→ TO BE DONE
Return every line of the records below verbatim, with no pictures in the copy.

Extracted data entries
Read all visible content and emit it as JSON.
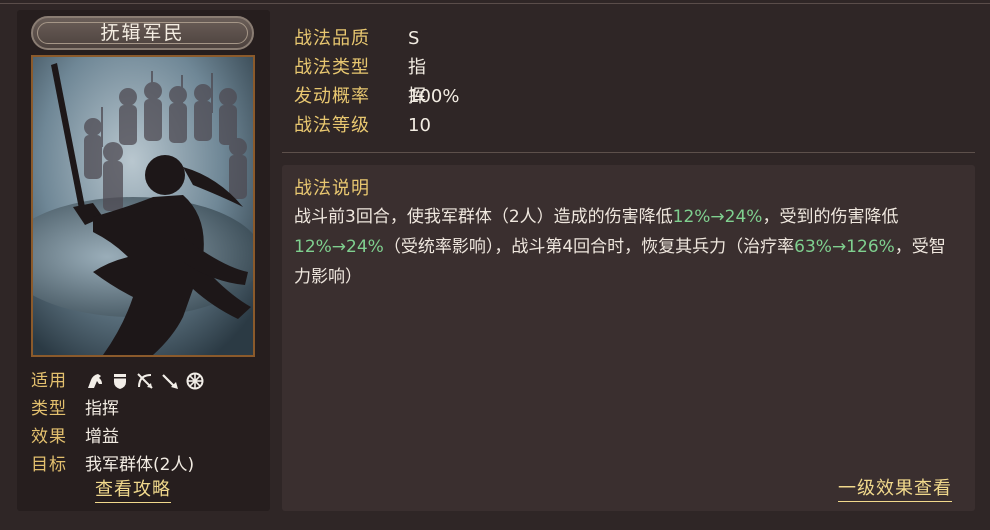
{
  "skill": {
    "name": "抚辑军民"
  },
  "left_info": {
    "applicable_label": "适用",
    "applicable_icons": [
      "cavalry-icon",
      "shield-icon",
      "bow-icon",
      "spear-icon",
      "siege-wheel-icon"
    ],
    "type_label": "类型",
    "type_value": "指挥",
    "effect_label": "效果",
    "effect_value": "增益",
    "target_label": "目标",
    "target_value": "我军群体(2人)",
    "guide_link": "查看攻略"
  },
  "stats": [
    {
      "label": "战法品质",
      "value": "S"
    },
    {
      "label": "战法类型",
      "value": "指挥"
    },
    {
      "label": "发动概率",
      "value": "100%"
    },
    {
      "label": "战法等级",
      "value": "10"
    }
  ],
  "description": {
    "title": "战法说明",
    "parts": [
      {
        "text": "战斗前3回合，使我军群体（2人）造成的伤害降低"
      },
      {
        "text": "12%→24%",
        "highlight": true
      },
      {
        "text": "，受到的伤害降低"
      },
      {
        "text": "12%→24%",
        "highlight": true
      },
      {
        "text": "（受统率影响），战斗第4回合时，恢复其兵力（治疗率"
      },
      {
        "text": "63%→126%",
        "highlight": true
      },
      {
        "text": "，受智力影响）"
      }
    ]
  },
  "effect_link": "一级效果查看",
  "colors": {
    "label_gold": "#e8c770",
    "highlight_green": "#7fd08f",
    "frame_orange": "#8b5a2b"
  }
}
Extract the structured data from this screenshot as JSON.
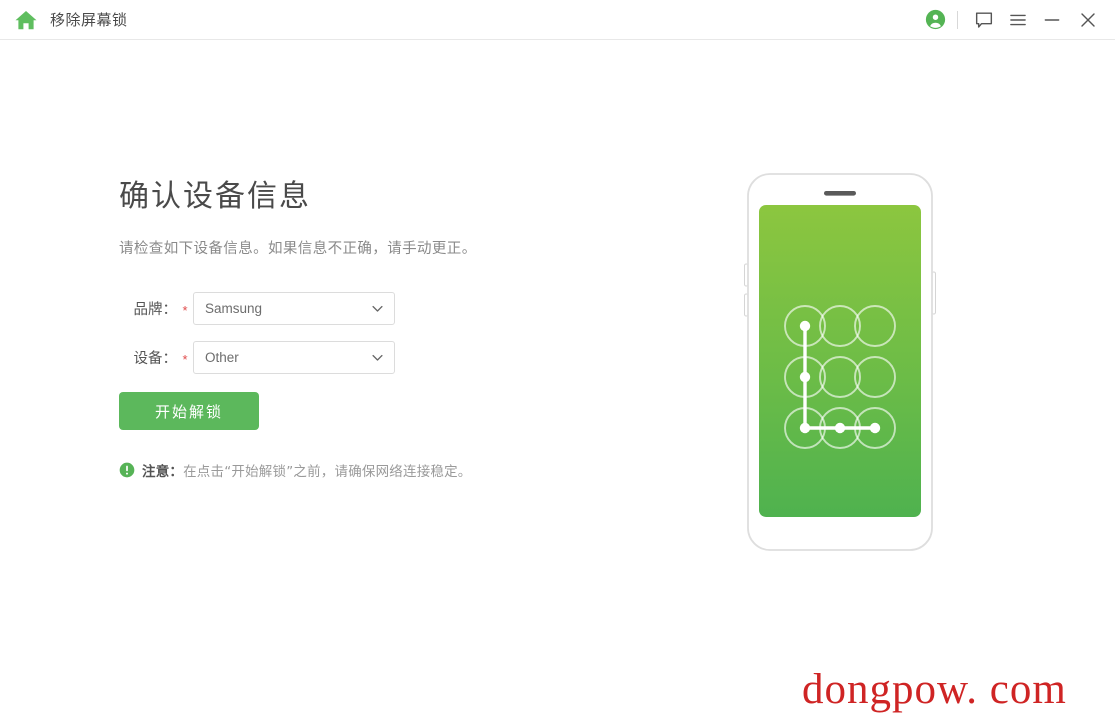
{
  "window": {
    "title": "移除屏幕锁",
    "home_icon": "home-icon",
    "account_icon": "account-circle-icon",
    "feedback_icon": "chat-bubble-icon",
    "menu_icon": "hamburger-menu-icon",
    "minimize_icon": "minimize-icon",
    "close_icon": "close-icon"
  },
  "main": {
    "title": "确认设备信息",
    "subtitle": "请检查如下设备信息。如果信息不正确，请手动更正。",
    "fields": [
      {
        "label": "品牌：",
        "required_mark": "*",
        "value": "Samsung",
        "chevron_icon": "chevron-down-icon"
      },
      {
        "label": "设备：",
        "required_mark": "*",
        "value": "Other",
        "chevron_icon": "chevron-down-icon"
      }
    ],
    "start_button": "开始解锁",
    "note": {
      "icon": "exclamation-circle-icon",
      "prefix": "注意：",
      "text": "在点击“开始解锁”之前，请确保网络连接稳定。"
    }
  },
  "illustration": {
    "name": "phone-pattern-lock",
    "screen_gradient_top": "#8CC63F",
    "screen_gradient_bottom": "#4FB24F",
    "pattern_dots_filled": [
      1,
      4,
      7,
      8,
      9
    ],
    "pattern_path": "1-4-7-8-9"
  },
  "watermark": {
    "text": "dongpow. com",
    "color": "#cf2424"
  },
  "colors": {
    "accent_green": "#5cb85c",
    "required_red": "#e04b4b",
    "title_gray": "#4a4a4a",
    "subtitle_gray": "#8a8a8a"
  }
}
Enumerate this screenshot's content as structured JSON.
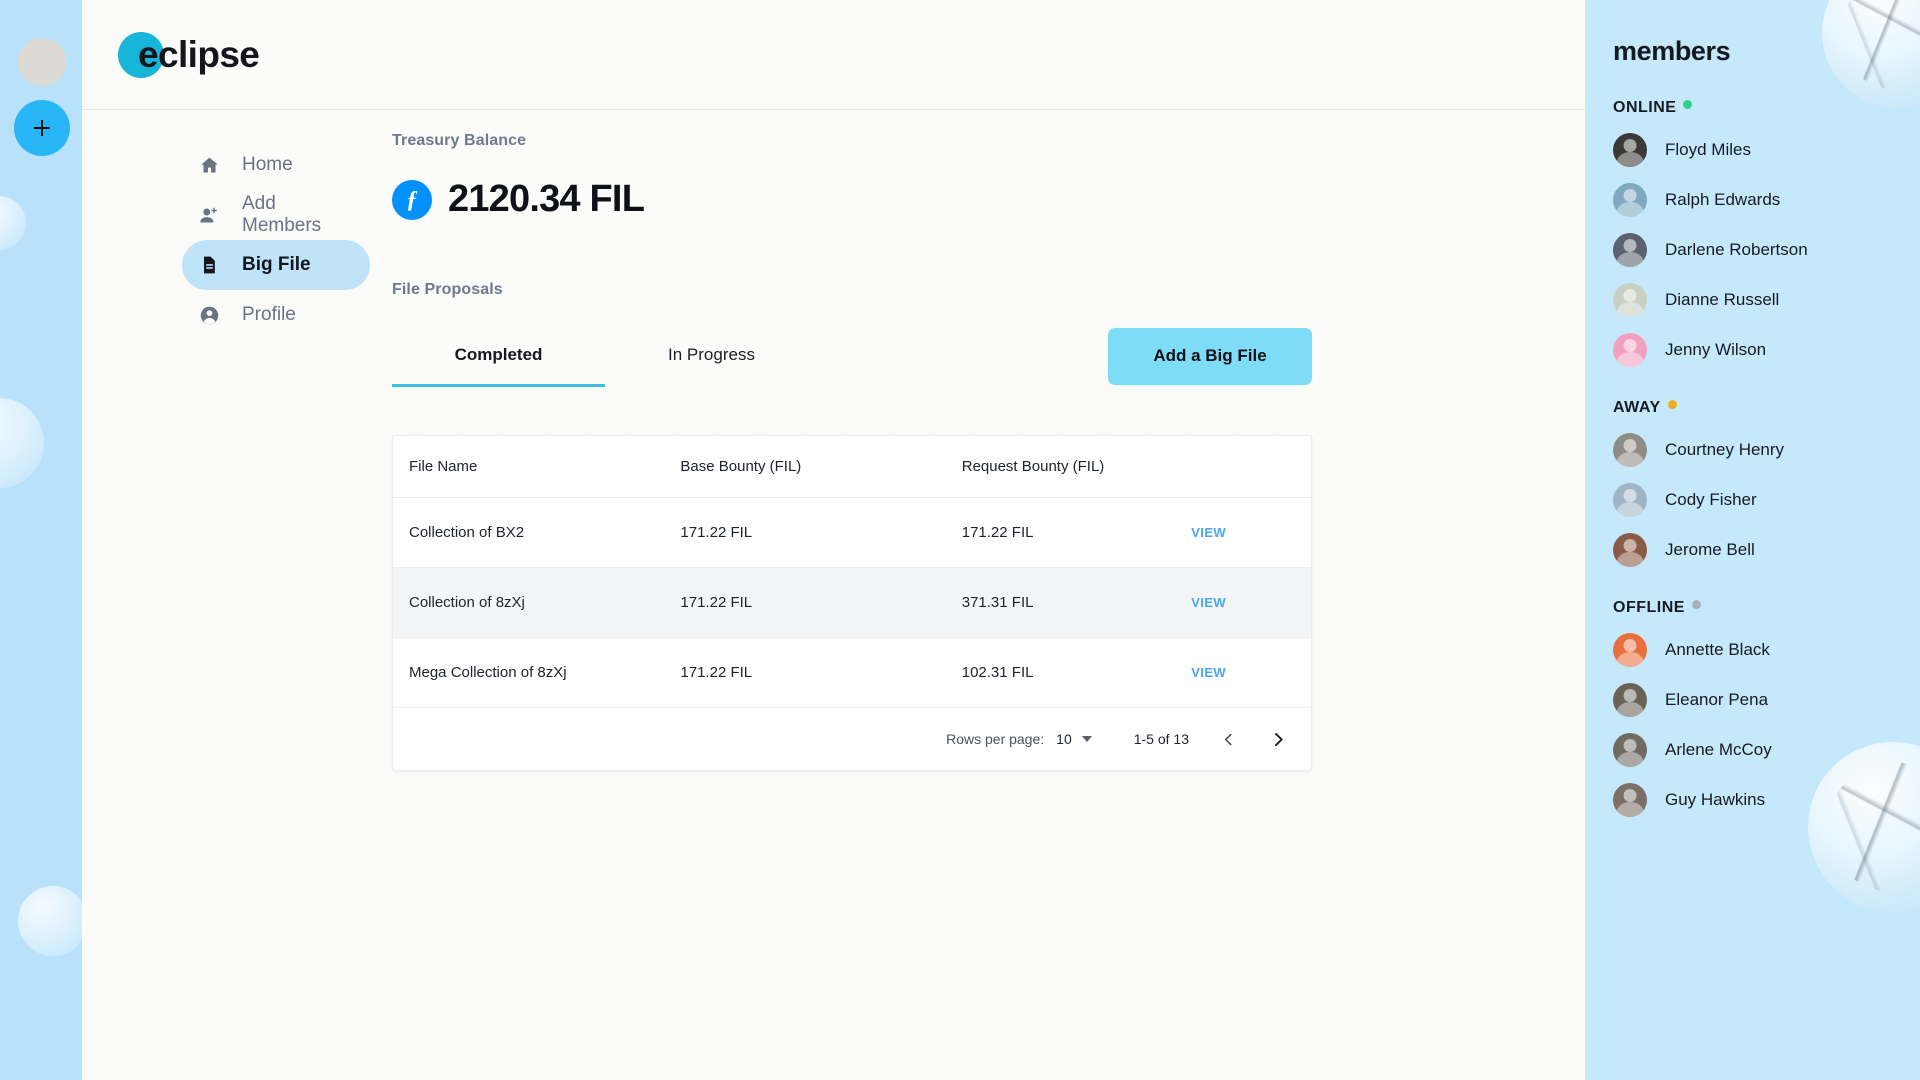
{
  "rail": {
    "avatar_name": "user-avatar",
    "add_label": "+"
  },
  "header": {
    "logo_text": "eclipse"
  },
  "sidebar": {
    "items": [
      {
        "label": "Home",
        "icon": "home-icon",
        "active": false
      },
      {
        "label": "Add Members",
        "icon": "add-person-icon",
        "active": false
      },
      {
        "label": "Big File",
        "icon": "document-icon",
        "active": true
      },
      {
        "label": "Profile",
        "icon": "account-circle-icon",
        "active": false
      }
    ]
  },
  "main": {
    "treasury_label": "Treasury Balance",
    "treasury_value": "2120.34 FIL",
    "fil_symbol": "ƒ",
    "proposals_label": "File Proposals",
    "tabs": [
      {
        "label": "Completed",
        "active": true
      },
      {
        "label": "In Progress",
        "active": false
      }
    ],
    "add_button_label": "Add a Big File",
    "table": {
      "columns": [
        "File Name",
        "Base Bounty (FIL)",
        "Request Bounty (FIL)",
        ""
      ],
      "rows": [
        {
          "file_name": "Collection of BX2",
          "base_bounty": "171.22 FIL",
          "request_bounty": "171.22 FIL",
          "action": "VIEW"
        },
        {
          "file_name": "Collection of 8zXj",
          "base_bounty": "171.22 FIL",
          "request_bounty": "371.31 FIL",
          "action": "VIEW"
        },
        {
          "file_name": "Mega Collection of 8zXj",
          "base_bounty": "171.22 FIL",
          "request_bounty": "102.31 FIL",
          "action": "VIEW"
        }
      ],
      "pagination": {
        "rows_per_page_label": "Rows per page:",
        "rows_per_page_value": "10",
        "range": "1-5 of 13",
        "prev_icon": "chevron-left-icon",
        "next_icon": "chevron-right-icon"
      }
    }
  },
  "members": {
    "title": "members",
    "groups": [
      {
        "label": "ONLINE",
        "dot_color": "#2ecf8a",
        "people": [
          {
            "name": "Floyd Miles",
            "avatar_color": "#3b3a38"
          },
          {
            "name": "Ralph Edwards",
            "avatar_color": "#7fa9bf"
          },
          {
            "name": "Darlene Robertson",
            "avatar_color": "#59626e"
          },
          {
            "name": "Dianne Russell",
            "avatar_color": "#c9cfc2"
          },
          {
            "name": "Jenny Wilson",
            "avatar_color": "#f2a0c0"
          }
        ]
      },
      {
        "label": "AWAY",
        "dot_color": "#f0ad1f",
        "people": [
          {
            "name": "Courtney Henry",
            "avatar_color": "#8f8c86"
          },
          {
            "name": "Cody Fisher",
            "avatar_color": "#9fb4c4"
          },
          {
            "name": "Jerome Bell",
            "avatar_color": "#8a5b45"
          }
        ]
      },
      {
        "label": "OFFLINE",
        "dot_color": "#aab1bb",
        "people": [
          {
            "name": "Annette Black",
            "avatar_color": "#e8703f"
          },
          {
            "name": "Eleanor Pena",
            "avatar_color": "#6b6258"
          },
          {
            "name": "Arlene McCoy",
            "avatar_color": "#6f6a62"
          },
          {
            "name": "Guy Hawkins",
            "avatar_color": "#7d6f68"
          }
        ]
      }
    ]
  },
  "colors": {
    "brand_cyan": "#17b6d8",
    "accent_blue": "#29b6f6",
    "button_blue": "#7fdcf7",
    "panel_blue": "#c6e8fb",
    "rail_blue": "#b9e2fa",
    "link_blue": "#49a7f0",
    "fil_blue": "#0090ff"
  }
}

→ OUTPUT BELOW
Read all visible content and emit it as JSON.
{
  "skill": {
    "name": "抚辑军民"
  },
  "left_info": {
    "applicable_label": "适用",
    "applicable_icons": [
      "cavalry-icon",
      "shield-icon",
      "bow-icon",
      "spear-icon",
      "siege-wheel-icon"
    ],
    "type_label": "类型",
    "type_value": "指挥",
    "effect_label": "效果",
    "effect_value": "增益",
    "target_label": "目标",
    "target_value": "我军群体(2人)",
    "guide_link": "查看攻略"
  },
  "stats": [
    {
      "label": "战法品质",
      "value": "S"
    },
    {
      "label": "战法类型",
      "value": "指挥"
    },
    {
      "label": "发动概率",
      "value": "100%"
    },
    {
      "label": "战法等级",
      "value": "10"
    }
  ],
  "description": {
    "title": "战法说明",
    "parts": [
      {
        "text": "战斗前3回合，使我军群体（2人）造成的伤害降低"
      },
      {
        "text": "12%→24%",
        "highlight": true
      },
      {
        "text": "，受到的伤害降低"
      },
      {
        "text": "12%→24%",
        "highlight": true
      },
      {
        "text": "（受统率影响），战斗第4回合时，恢复其兵力（治疗率"
      },
      {
        "text": "63%→126%",
        "highlight": true
      },
      {
        "text": "，受智力影响）"
      }
    ]
  },
  "effect_link": "一级效果查看",
  "colors": {
    "label_gold": "#e8c770",
    "highlight_green": "#7fd08f",
    "frame_orange": "#8b5a2b"
  }
}
Extract the structured data from this screenshot as JSON.
{
  "window": {
    "title": "移除屏幕锁",
    "home_icon": "home-icon",
    "account_icon": "account-circle-icon",
    "feedback_icon": "chat-bubble-icon",
    "menu_icon": "hamburger-menu-icon",
    "minimize_icon": "minimize-icon",
    "close_icon": "close-icon"
  },
  "main": {
    "title": "确认设备信息",
    "subtitle": "请检查如下设备信息。如果信息不正确，请手动更正。",
    "fields": [
      {
        "label": "品牌：",
        "required_mark": "*",
        "value": "Samsung",
        "chevron_icon": "chevron-down-icon"
      },
      {
        "label": "设备：",
        "required_mark": "*",
        "value": "Other",
        "chevron_icon": "chevron-down-icon"
      }
    ],
    "start_button": "开始解锁",
    "note": {
      "icon": "exclamation-circle-icon",
      "prefix": "注意：",
      "text": "在点击“开始解锁”之前，请确保网络连接稳定。"
    }
  },
  "illustration": {
    "name": "phone-pattern-lock",
    "screen_gradient_top": "#8CC63F",
    "screen_gradient_bottom": "#4FB24F",
    "pattern_dots_filled": [
      1,
      4,
      7,
      8,
      9
    ],
    "pattern_path": "1-4-7-8-9"
  },
  "watermark": {
    "text": "dongpow. com",
    "color": "#cf2424"
  },
  "colors": {
    "accent_green": "#5cb85c",
    "required_red": "#e04b4b",
    "title_gray": "#4a4a4a",
    "subtitle_gray": "#8a8a8a"
  }
}
Enumerate this screenshot's content as structured JSON.
{
  "rail": {
    "avatar_name": "user-avatar",
    "add_label": "+"
  },
  "header": {
    "logo_text": "eclipse"
  },
  "sidebar": {
    "items": [
      {
        "label": "Home",
        "icon": "home-icon",
        "active": false
      },
      {
        "label": "Add Members",
        "icon": "add-person-icon",
        "active": false
      },
      {
        "label": "Big File",
        "icon": "document-icon",
        "active": true
      },
      {
        "label": "Profile",
        "icon": "account-circle-icon",
        "active": false
      }
    ]
  },
  "main": {
    "treasury_label": "Treasury Balance",
    "treasury_value": "2120.34 FIL",
    "fil_symbol": "ƒ",
    "proposals_label": "File Proposals",
    "tabs": [
      {
        "label": "Completed",
        "active": true
      },
      {
        "label": "In Progress",
        "active": false
      }
    ],
    "add_button_label": "Add a Big File",
    "table": {
      "columns": [
        "File Name",
        "Base Bounty (FIL)",
        "Request Bounty (FIL)",
        ""
      ],
      "rows": [
        {
          "file_name": "Collection of BX2",
          "base_bounty": "171.22 FIL",
          "request_bounty": "171.22 FIL",
          "action": "VIEW"
        },
        {
          "file_name": "Collection of 8zXj",
          "base_bounty": "171.22 FIL",
          "request_bounty": "371.31 FIL",
          "action": "VIEW"
        },
        {
          "file_name": "Mega Collection of 8zXj",
          "base_bounty": "171.22 FIL",
          "request_bounty": "102.31 FIL",
          "action": "VIEW"
        }
      ],
      "pagination": {
        "rows_per_page_label": "Rows per page:",
        "rows_per_page_value": "10",
        "range": "1-5 of 13",
        "prev_icon": "chevron-left-icon",
        "next_icon": "chevron-right-icon"
      }
    }
  },
  "members": {
    "title": "members",
    "groups": [
      {
        "label": "ONLINE",
        "dot_color": "#2ecf8a",
        "people": [
          {
            "name": "Floyd Miles",
            "avatar_color": "#3b3a38"
          },
          {
            "name": "Ralph Edwards",
            "avatar_color": "#7fa9bf"
          },
          {
            "name": "Darlene Robertson",
            "avatar_color": "#59626e"
          },
          {
            "name": "Dianne Russell",
            "avatar_color": "#c9cfc2"
          },
          {
            "name": "Jenny Wilson",
            "avatar_color": "#f2a0c0"
          }
        ]
      },
      {
        "label": "AWAY",
        "dot_color": "#f0ad1f",
        "people": [
          {
            "name": "Courtney Henry",
            "avatar_color": "#8f8c86"
          },
          {
            "name": "Cody Fisher",
            "avatar_color": "#9fb4c4"
          },
          {
            "name": "Jerome Bell",
            "avatar_color": "#8a5b45"
          }
        ]
      },
      {
        "label": "OFFLINE",
        "dot_color": "#aab1bb",
        "people": [
          {
            "name": "Annette Black",
            "avatar_color": "#e8703f"
          },
          {
            "name": "Eleanor Pena",
            "avatar_color": "#6b6258"
          },
          {
            "name": "Arlene McCoy",
            "avatar_color": "#6f6a62"
          },
          {
            "name": "Guy Hawkins",
            "avatar_color": "#7d6f68"
          }
        ]
      }
    ]
  },
  "colors": {
    "brand_cyan": "#17b6d8",
    "accent_blue": "#29b6f6",
    "button_blue": "#7fdcf7",
    "panel_blue": "#c6e8fb",
    "rail_blue": "#b9e2fa",
    "link_blue": "#49a7f0",
    "fil_blue": "#0090ff"
  }
}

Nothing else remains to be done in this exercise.